## Available data
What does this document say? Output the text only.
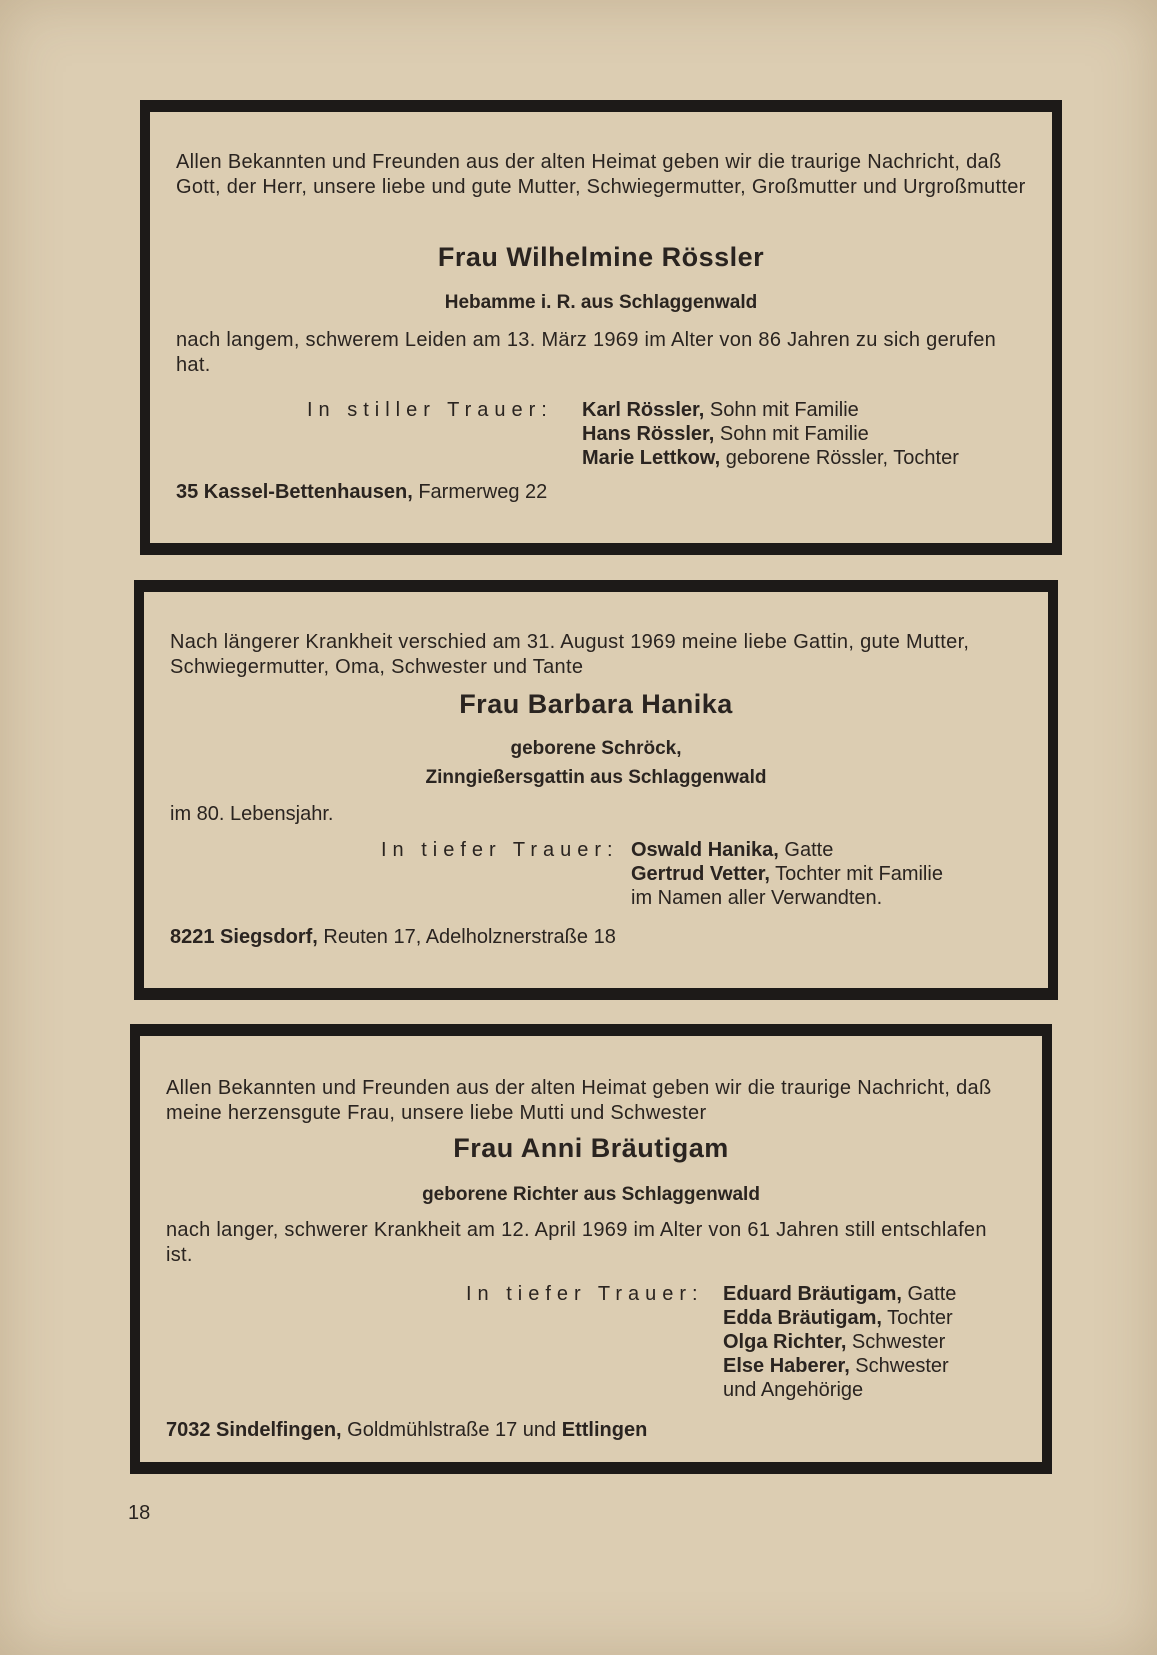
Allen Bekannten und Freunden aus der alten Heimat geben wir die traurige Nachricht, daß Gott, der Herr, unsere liebe und gute Mutter, Schwiegermutter, Großmutter und Urgroßmutter

Frau Wilhelmine Rössler
Hebamme i. R. aus Schlaggenwald

nach langem, schwerem Leiden am 13. März 1969 im Alter von 86 Jahren zu sich gerufen hat.

In stiller Trauer: Karl Rössler, Sohn mit Familie
Hans Rössler, Sohn mit Familie
Marie Lettkow, geborene Rössler, Tochter
35 Kassel-Bettenhausen, Farmerweg 22

Nach längerer Krankheit verschied am 31. August 1969 meine liebe Gattin, gute Mutter, Schwiegermutter, Oma, Schwester und Tante

Frau Barbara Hanika
geborene Schröck,
Zinngießersgattin aus Schlaggenwald
im 80. Lebensjahr.
In tiefer Trauer: Oswald Hanika, Gatte
Gertrud Vetter, Tochter mit Familie
im Namen aller Verwandten.
8221 Siegsdorf, Reuten 17, Adelholznerstraße 18

Allen Bekannten und Freunden aus der alten Heimat geben wir die traurige Nachricht, daß meine herzensgute Frau, unsere liebe Mutti und Schwester

Frau Anni Bräutigam
geborene Richter aus Schlaggenwald

nach langer, schwerer Krankheit am 12. April 1969 im Alter von 61 Jahren still entschlafen ist.

In tiefer Trauer: Eduard Bräutigam, Gatte
Edda Bräutigam, Tochter
Olga Richter, Schwester
Else Haberer, Schwester
und Angehörige
7032 Sindelfingen, Goldmühlstraße 17 und Ettlingen
18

## Your instructions
Filter for "Schlaggenwald". Return all lines that hold it.

## Written response
Hebamme i. R. aus Schlaggenwald
Zinngießersgattin aus Schlaggenwald
geborene Richter aus Schlaggenwald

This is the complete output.